BEGIN

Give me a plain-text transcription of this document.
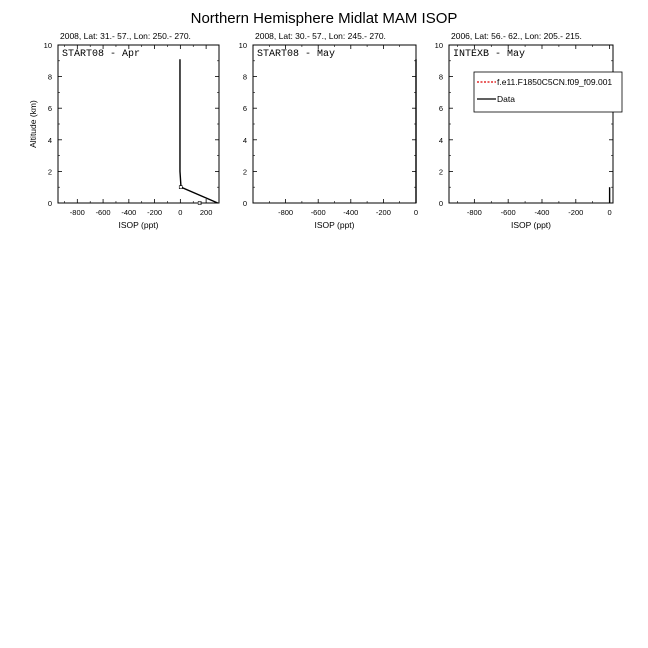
Northern Hemisphere Midlat MAM ISOP
2008, Lat: 31.- 57., Lon: 250.- 270.
START08 - Apr
-800 -600 -400 -200 0 200
0
2
4
6
8
10
ISOP (ppt)
Altitude (km)
2008, Lat: 30.- 57., Lon: 245.- 270.
START08 - May
-800 -600 -400 -200	0
0
2
4
6
8
10
ISOP (ppt)
2006, Lat: 56.- 62., Lon: 205.- 215.
INTEXB - May
-800	-600	-400	-200	0
0
2
4
6
8
10
ISOP (ppt)
f.e11.F1850C5CN.f09_f09.001
Data
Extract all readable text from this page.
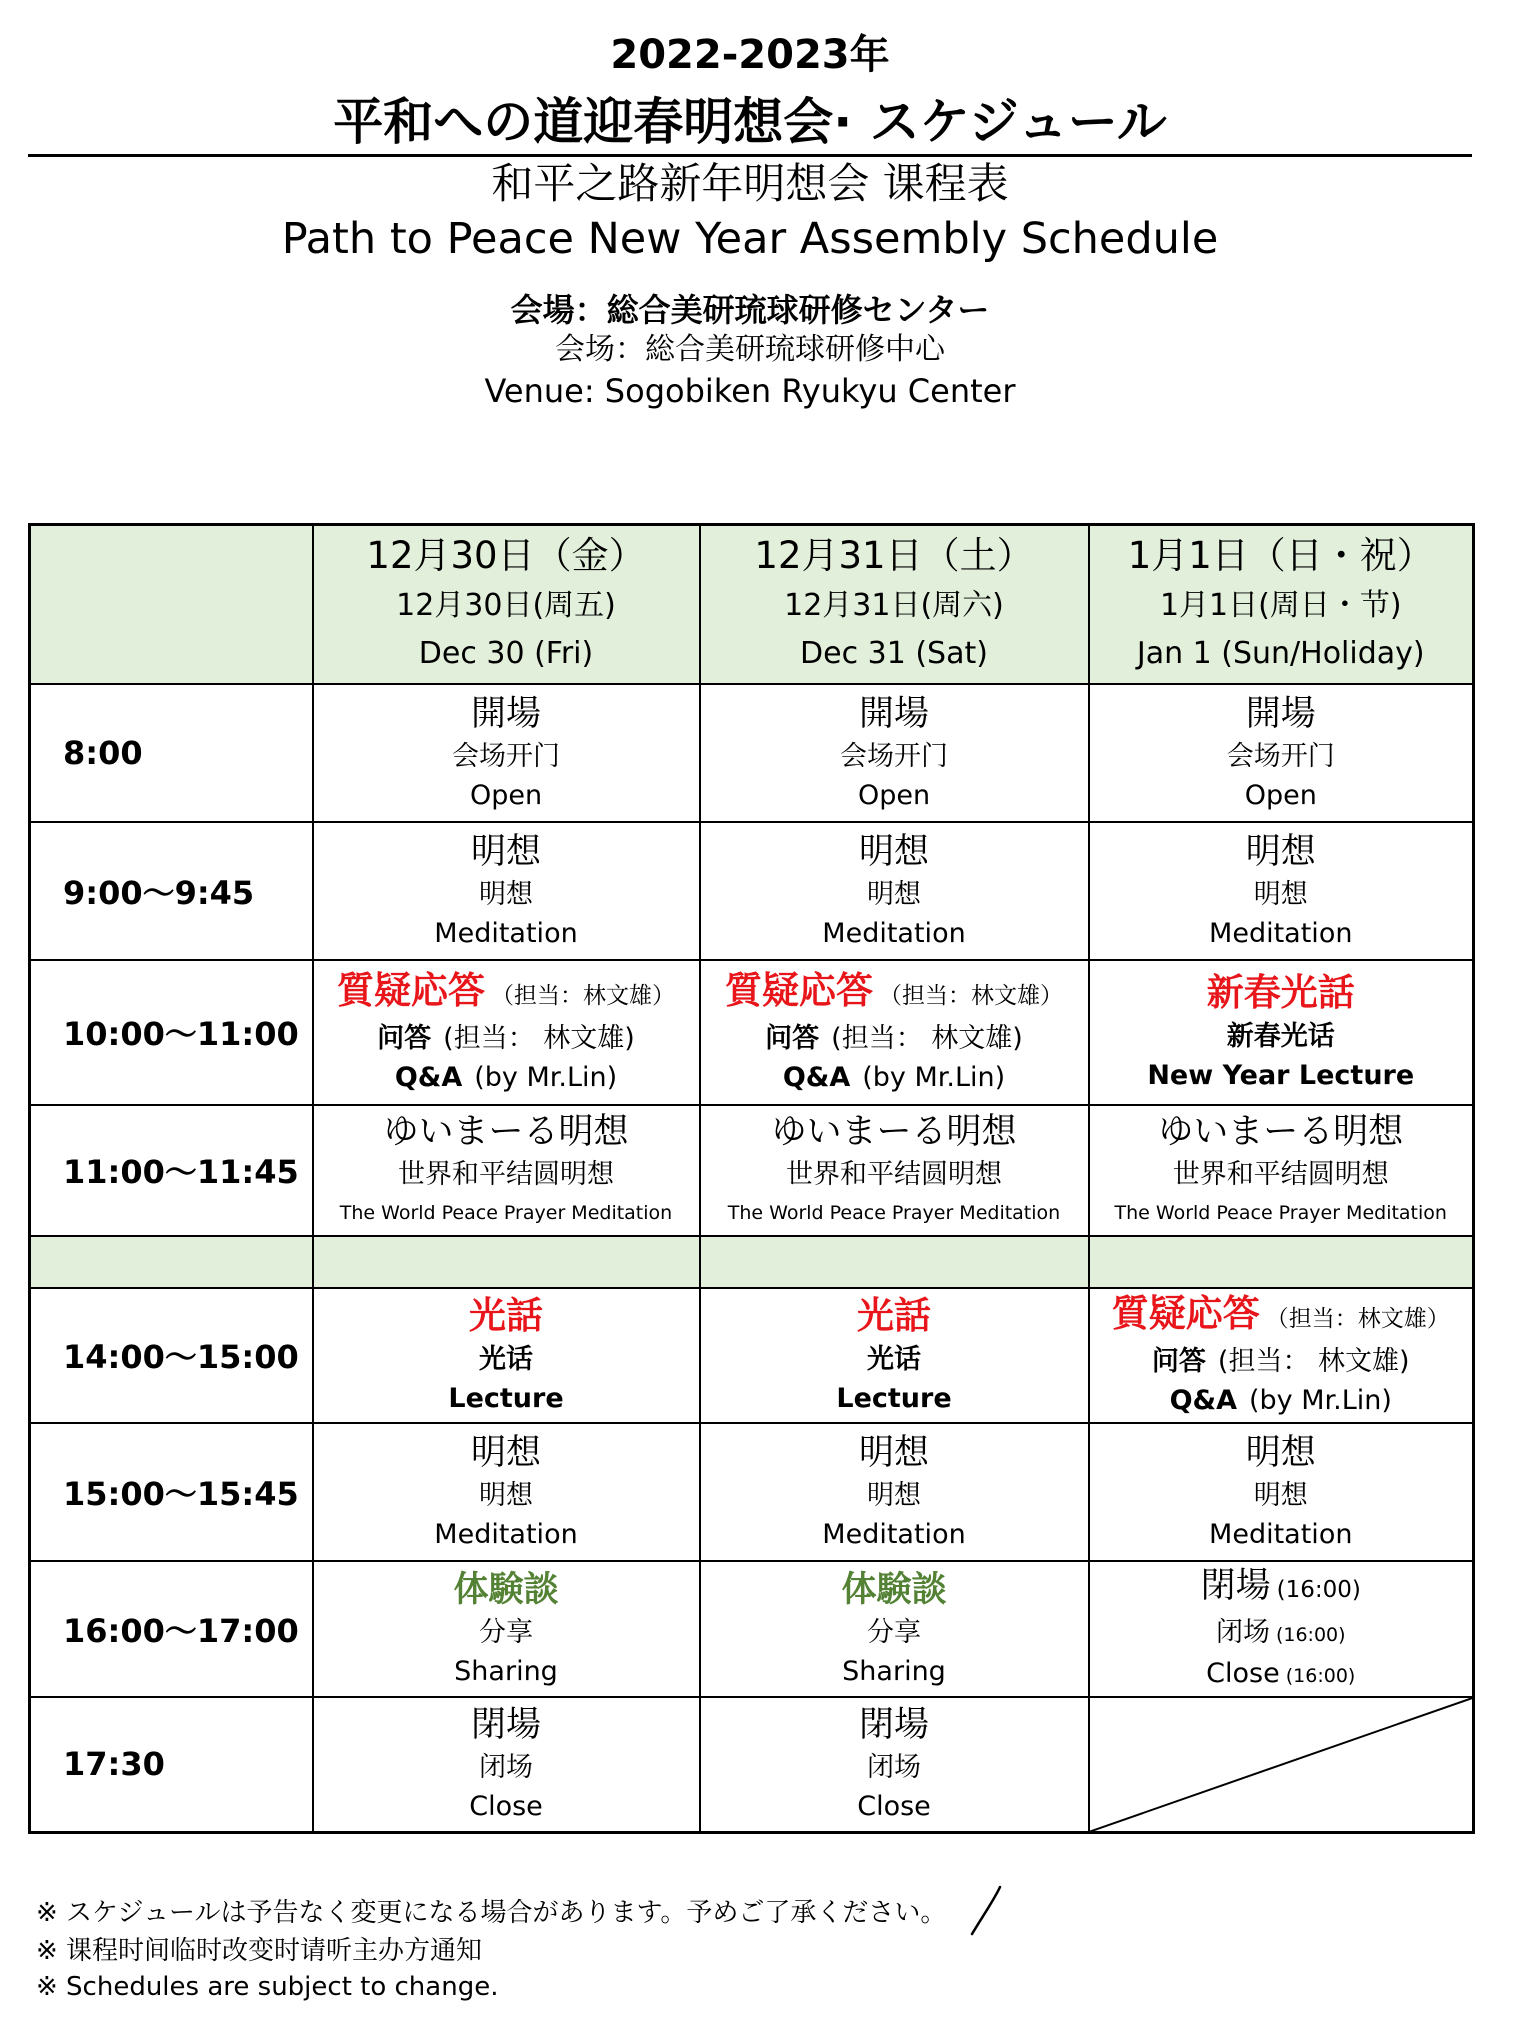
2022-2023年
平和への道迎春明想会· スケジュール
和平之路新年明想会 课程表
Path to Peace New Year Assembly Schedule
会場：総合美研琉球研修センター
会场：総合美研琉球研修中心
Venue: Sogobiken Ryukyu Center

	12月30日（金）
12月30日(周五)
Dec 30 (Fri)	12月31日（土）
12月31日(周六)
Dec 31 (Sat)	1月1日（日・祝）
1月1日(周日・节)
Jan 1 (Sun/Holiday)

8:00	開場
会场开门
Open	開場
会场开门
Open	開場
会场开门
Open

9:00～9:45	明想
明想
Meditation	明想
明想
Meditation	明想
明想
Meditation

10:00～11:00	質疑応答 （担当：林文雄）
问答 (担当： 林文雄)
Q&A (by Mr.Lin)	質疑応答 （担当：林文雄）
问答 (担当： 林文雄)
Q&A (by Mr.Lin)	新春光話
新春光话
New Year Lecture

11:00～11:45	ゆいまーる明想
世界和平结圆明想
The World Peace Prayer Meditation	ゆいまーる明想
世界和平结圆明想
The World Peace Prayer Meditation	ゆいまーる明想
世界和平结圆明想
The World Peace Prayer Meditation

14:00～15:00	光話
光话
Lecture	光話
光话
Lecture	質疑応答 （担当：林文雄）
问答 (担当： 林文雄)
Q&A (by Mr.Lin)

15:00～15:45	明想
明想
Meditation	明想
明想
Meditation	明想
明想
Meditation

16:00～17:00	体験談
分享
Sharing	体験談
分享
Sharing	閉場 (16:00)
闭场 (16:00)
Close (16:00)

17:30	閉場
闭场
Close	閉場
闭场
Close

※ スケジュールは予告なく変更になる場合があります。予めご了承ください。
※ 课程时间临时改变时请听主办方通知
※ Schedules are subject to change.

END

Write out all the entries word for word, but skip any images.

Give me a plain-text transcription of this document.
Northern Hemisphere Midlat MAM ISOP
2008, Lat: 31.- 57., Lon: 250.- 270.
START08 - Apr
-800 -600 -400 -200 0 200
0
2
4
6
8
10
ISOP (ppt)
Altitude (km)
2008, Lat: 30.- 57., Lon: 245.- 270.
START08 - May
-800 -600 -400 -200	0
0
2
4
6
8
10
ISOP (ppt)
2006, Lat: 56.- 62., Lon: 205.- 215.
INTEXB - May
-800	-600	-400	-200	0
0
2
4
6
8
10
ISOP (ppt)
f.e11.F1850C5CN.f09_f09.001
Data
Extract all readable text from this page.
2022-2023年
平和への道迎春明想会· スケジュール
和平之路新年明想会 课程表
Path to Peace New Year Assembly Schedule
会場：総合美研琉球研修センター
会场：総合美研琉球研修中心
Venue: Sogobiken Ryukyu Center

	12月30日（金）
12月30日(周五)
Dec 30 (Fri)	12月31日（土）
12月31日(周六)
Dec 31 (Sat)	1月1日（日・祝）
1月1日(周日・节)
Jan 1 (Sun/Holiday)

8:00	開場
会场开门
Open	開場
会场开门
Open	開場
会场开门
Open

9:00～9:45	明想
明想
Meditation	明想
明想
Meditation	明想
明想
Meditation

10:00～11:00	質疑応答 （担当：林文雄）
问答 (担当： 林文雄)
Q&A (by Mr.Lin)	質疑応答 （担当：林文雄）
问答 (担当： 林文雄)
Q&A (by Mr.Lin)	新春光話
新春光话
New Year Lecture

11:00～11:45	ゆいまーる明想
世界和平结圆明想
The World Peace Prayer Meditation	ゆいまーる明想
世界和平结圆明想
The World Peace Prayer Meditation	ゆいまーる明想
世界和平结圆明想
The World Peace Prayer Meditation

14:00～15:00	光話
光话
Lecture	光話
光话
Lecture	質疑応答 （担当：林文雄）
问答 (担当： 林文雄)
Q&A (by Mr.Lin)

15:00～15:45	明想
明想
Meditation	明想
明想
Meditation	明想
明想
Meditation

16:00～17:00	体験談
分享
Sharing	体験談
分享
Sharing	閉場 (16:00)
闭场 (16:00)
Close (16:00)

17:30	閉場
闭场
Close	閉場
闭场
Close

※ スケジュールは予告なく変更になる場合があります。予めご了承ください。
※ 课程时间临时改变时请听主办方通知
※ Schedules are subject to change.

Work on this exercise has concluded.